>> start THE INPUT
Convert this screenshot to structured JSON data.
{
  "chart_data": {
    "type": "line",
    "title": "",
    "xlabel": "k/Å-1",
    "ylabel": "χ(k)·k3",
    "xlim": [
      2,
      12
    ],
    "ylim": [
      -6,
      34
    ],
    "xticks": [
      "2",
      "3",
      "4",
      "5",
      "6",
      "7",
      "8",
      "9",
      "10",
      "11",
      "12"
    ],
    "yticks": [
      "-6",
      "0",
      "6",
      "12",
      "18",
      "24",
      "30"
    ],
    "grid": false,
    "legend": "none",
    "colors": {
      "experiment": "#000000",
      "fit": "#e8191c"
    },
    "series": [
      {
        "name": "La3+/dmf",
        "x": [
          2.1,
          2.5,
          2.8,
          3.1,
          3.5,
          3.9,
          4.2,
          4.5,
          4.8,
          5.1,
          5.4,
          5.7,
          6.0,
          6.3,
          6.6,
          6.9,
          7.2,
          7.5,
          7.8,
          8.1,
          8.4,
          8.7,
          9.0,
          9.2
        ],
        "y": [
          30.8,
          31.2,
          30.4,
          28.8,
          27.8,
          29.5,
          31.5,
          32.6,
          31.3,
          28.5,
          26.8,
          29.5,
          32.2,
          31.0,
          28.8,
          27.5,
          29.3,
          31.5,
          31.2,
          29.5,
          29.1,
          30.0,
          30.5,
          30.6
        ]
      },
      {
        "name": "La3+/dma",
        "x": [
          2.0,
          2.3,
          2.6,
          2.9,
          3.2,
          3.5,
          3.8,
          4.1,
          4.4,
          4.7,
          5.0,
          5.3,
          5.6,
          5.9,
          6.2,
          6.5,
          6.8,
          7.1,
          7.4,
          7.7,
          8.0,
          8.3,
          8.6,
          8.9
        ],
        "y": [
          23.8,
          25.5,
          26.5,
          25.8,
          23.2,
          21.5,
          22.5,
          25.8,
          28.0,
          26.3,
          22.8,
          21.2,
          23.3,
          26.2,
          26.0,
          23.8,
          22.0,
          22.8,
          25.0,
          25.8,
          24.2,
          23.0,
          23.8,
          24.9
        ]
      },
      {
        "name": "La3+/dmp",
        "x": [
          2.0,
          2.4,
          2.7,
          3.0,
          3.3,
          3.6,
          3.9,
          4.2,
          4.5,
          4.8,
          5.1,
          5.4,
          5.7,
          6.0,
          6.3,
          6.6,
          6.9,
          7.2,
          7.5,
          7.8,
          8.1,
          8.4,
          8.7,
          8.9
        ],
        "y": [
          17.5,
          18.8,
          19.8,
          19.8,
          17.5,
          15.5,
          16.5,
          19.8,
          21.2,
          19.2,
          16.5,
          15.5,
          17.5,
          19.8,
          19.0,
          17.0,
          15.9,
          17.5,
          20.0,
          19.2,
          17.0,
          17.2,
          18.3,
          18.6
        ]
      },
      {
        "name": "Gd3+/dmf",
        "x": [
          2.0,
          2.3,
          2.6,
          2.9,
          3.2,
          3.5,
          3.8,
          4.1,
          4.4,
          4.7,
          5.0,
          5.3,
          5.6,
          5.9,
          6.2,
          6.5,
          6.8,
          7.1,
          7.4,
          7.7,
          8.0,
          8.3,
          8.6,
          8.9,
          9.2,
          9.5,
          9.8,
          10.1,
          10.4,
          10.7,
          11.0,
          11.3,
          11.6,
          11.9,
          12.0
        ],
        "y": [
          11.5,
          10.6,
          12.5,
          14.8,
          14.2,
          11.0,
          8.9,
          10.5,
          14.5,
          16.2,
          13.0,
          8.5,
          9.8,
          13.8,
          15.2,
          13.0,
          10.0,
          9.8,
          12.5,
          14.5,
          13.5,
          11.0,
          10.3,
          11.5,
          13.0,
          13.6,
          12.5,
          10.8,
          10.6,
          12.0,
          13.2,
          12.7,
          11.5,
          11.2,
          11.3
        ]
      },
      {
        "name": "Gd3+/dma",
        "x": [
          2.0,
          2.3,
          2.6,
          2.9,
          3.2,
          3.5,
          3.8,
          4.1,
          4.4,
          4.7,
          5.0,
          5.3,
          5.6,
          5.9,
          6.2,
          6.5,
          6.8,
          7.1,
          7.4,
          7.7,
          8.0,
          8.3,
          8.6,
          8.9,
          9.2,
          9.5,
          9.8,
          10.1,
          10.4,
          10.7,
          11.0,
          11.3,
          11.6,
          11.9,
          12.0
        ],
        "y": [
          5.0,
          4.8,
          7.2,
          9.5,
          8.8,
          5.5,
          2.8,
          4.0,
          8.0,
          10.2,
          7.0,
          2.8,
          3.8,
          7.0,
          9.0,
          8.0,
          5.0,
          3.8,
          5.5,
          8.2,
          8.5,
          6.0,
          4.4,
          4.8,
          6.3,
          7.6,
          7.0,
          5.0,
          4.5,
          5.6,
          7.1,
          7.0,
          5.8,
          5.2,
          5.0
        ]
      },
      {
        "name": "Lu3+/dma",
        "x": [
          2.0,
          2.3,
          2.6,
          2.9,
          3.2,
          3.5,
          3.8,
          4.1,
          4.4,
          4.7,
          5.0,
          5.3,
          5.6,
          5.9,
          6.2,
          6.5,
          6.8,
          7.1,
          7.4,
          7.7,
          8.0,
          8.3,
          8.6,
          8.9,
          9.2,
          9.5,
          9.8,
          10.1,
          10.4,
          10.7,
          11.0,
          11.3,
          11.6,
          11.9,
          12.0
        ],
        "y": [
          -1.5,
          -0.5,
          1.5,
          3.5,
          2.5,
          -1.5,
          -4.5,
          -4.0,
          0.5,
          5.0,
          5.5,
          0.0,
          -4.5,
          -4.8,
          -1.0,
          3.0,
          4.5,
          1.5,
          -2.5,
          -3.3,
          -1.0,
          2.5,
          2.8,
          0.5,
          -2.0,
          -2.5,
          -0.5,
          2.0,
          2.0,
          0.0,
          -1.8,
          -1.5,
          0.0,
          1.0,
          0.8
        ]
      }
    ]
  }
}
>> end THE INPUT
Write the entire listing out again, word for word.

RESPONSE FOR THIS EXERCISE:
Convert this screenshot to structured JSON data.
{
  "chart_data": {
    "type": "line",
    "title": "",
    "xlabel": "k/Å-1",
    "ylabel": "χ(k)·k3",
    "xlim": [
      2,
      12
    ],
    "ylim": [
      -6,
      34
    ],
    "xticks": [
      "2",
      "3",
      "4",
      "5",
      "6",
      "7",
      "8",
      "9",
      "10",
      "11",
      "12"
    ],
    "yticks": [
      "-6",
      "0",
      "6",
      "12",
      "18",
      "24",
      "30"
    ],
    "grid": false,
    "legend": "none",
    "colors": {
      "experiment": "#000000",
      "fit": "#e8191c"
    },
    "series": [
      {
        "name": "La3+/dmf",
        "x": [
          2.1,
          2.5,
          2.8,
          3.1,
          3.5,
          3.9,
          4.2,
          4.5,
          4.8,
          5.1,
          5.4,
          5.7,
          6.0,
          6.3,
          6.6,
          6.9,
          7.2,
          7.5,
          7.8,
          8.1,
          8.4,
          8.7,
          9.0,
          9.2
        ],
        "y": [
          30.8,
          31.2,
          30.4,
          28.8,
          27.8,
          29.5,
          31.5,
          32.6,
          31.3,
          28.5,
          26.8,
          29.5,
          32.2,
          31.0,
          28.8,
          27.5,
          29.3,
          31.5,
          31.2,
          29.5,
          29.1,
          30.0,
          30.5,
          30.6
        ]
      },
      {
        "name": "La3+/dma",
        "x": [
          2.0,
          2.3,
          2.6,
          2.9,
          3.2,
          3.5,
          3.8,
          4.1,
          4.4,
          4.7,
          5.0,
          5.3,
          5.6,
          5.9,
          6.2,
          6.5,
          6.8,
          7.1,
          7.4,
          7.7,
          8.0,
          8.3,
          8.6,
          8.9
        ],
        "y": [
          23.8,
          25.5,
          26.5,
          25.8,
          23.2,
          21.5,
          22.5,
          25.8,
          28.0,
          26.3,
          22.8,
          21.2,
          23.3,
          26.2,
          26.0,
          23.8,
          22.0,
          22.8,
          25.0,
          25.8,
          24.2,
          23.0,
          23.8,
          24.9
        ]
      },
      {
        "name": "La3+/dmp",
        "x": [
          2.0,
          2.4,
          2.7,
          3.0,
          3.3,
          3.6,
          3.9,
          4.2,
          4.5,
          4.8,
          5.1,
          5.4,
          5.7,
          6.0,
          6.3,
          6.6,
          6.9,
          7.2,
          7.5,
          7.8,
          8.1,
          8.4,
          8.7,
          8.9
        ],
        "y": [
          17.5,
          18.8,
          19.8,
          19.8,
          17.5,
          15.5,
          16.5,
          19.8,
          21.2,
          19.2,
          16.5,
          15.5,
          17.5,
          19.8,
          19.0,
          17.0,
          15.9,
          17.5,
          20.0,
          19.2,
          17.0,
          17.2,
          18.3,
          18.6
        ]
      },
      {
        "name": "Gd3+/dmf",
        "x": [
          2.0,
          2.3,
          2.6,
          2.9,
          3.2,
          3.5,
          3.8,
          4.1,
          4.4,
          4.7,
          5.0,
          5.3,
          5.6,
          5.9,
          6.2,
          6.5,
          6.8,
          7.1,
          7.4,
          7.7,
          8.0,
          8.3,
          8.6,
          8.9,
          9.2,
          9.5,
          9.8,
          10.1,
          10.4,
          10.7,
          11.0,
          11.3,
          11.6,
          11.9,
          12.0
        ],
        "y": [
          11.5,
          10.6,
          12.5,
          14.8,
          14.2,
          11.0,
          8.9,
          10.5,
          14.5,
          16.2,
          13.0,
          8.5,
          9.8,
          13.8,
          15.2,
          13.0,
          10.0,
          9.8,
          12.5,
          14.5,
          13.5,
          11.0,
          10.3,
          11.5,
          13.0,
          13.6,
          12.5,
          10.8,
          10.6,
          12.0,
          13.2,
          12.7,
          11.5,
          11.2,
          11.3
        ]
      },
      {
        "name": "Gd3+/dma",
        "x": [
          2.0,
          2.3,
          2.6,
          2.9,
          3.2,
          3.5,
          3.8,
          4.1,
          4.4,
          4.7,
          5.0,
          5.3,
          5.6,
          5.9,
          6.2,
          6.5,
          6.8,
          7.1,
          7.4,
          7.7,
          8.0,
          8.3,
          8.6,
          8.9,
          9.2,
          9.5,
          9.8,
          10.1,
          10.4,
          10.7,
          11.0,
          11.3,
          11.6,
          11.9,
          12.0
        ],
        "y": [
          5.0,
          4.8,
          7.2,
          9.5,
          8.8,
          5.5,
          2.8,
          4.0,
          8.0,
          10.2,
          7.0,
          2.8,
          3.8,
          7.0,
          9.0,
          8.0,
          5.0,
          3.8,
          5.5,
          8.2,
          8.5,
          6.0,
          4.4,
          4.8,
          6.3,
          7.6,
          7.0,
          5.0,
          4.5,
          5.6,
          7.1,
          7.0,
          5.8,
          5.2,
          5.0
        ]
      },
      {
        "name": "Lu3+/dma",
        "x": [
          2.0,
          2.3,
          2.6,
          2.9,
          3.2,
          3.5,
          3.8,
          4.1,
          4.4,
          4.7,
          5.0,
          5.3,
          5.6,
          5.9,
          6.2,
          6.5,
          6.8,
          7.1,
          7.4,
          7.7,
          8.0,
          8.3,
          8.6,
          8.9,
          9.2,
          9.5,
          9.8,
          10.1,
          10.4,
          10.7,
          11.0,
          11.3,
          11.6,
          11.9,
          12.0
        ],
        "y": [
          -1.5,
          -0.5,
          1.5,
          3.5,
          2.5,
          -1.5,
          -4.5,
          -4.0,
          0.5,
          5.0,
          5.5,
          0.0,
          -4.5,
          -4.8,
          -1.0,
          3.0,
          4.5,
          1.5,
          -2.5,
          -3.3,
          -1.0,
          2.5,
          2.8,
          0.5,
          -2.0,
          -2.5,
          -0.5,
          2.0,
          2.0,
          0.0,
          -1.8,
          -1.5,
          0.0,
          1.0,
          0.8
        ]
      }
    ]
  }
}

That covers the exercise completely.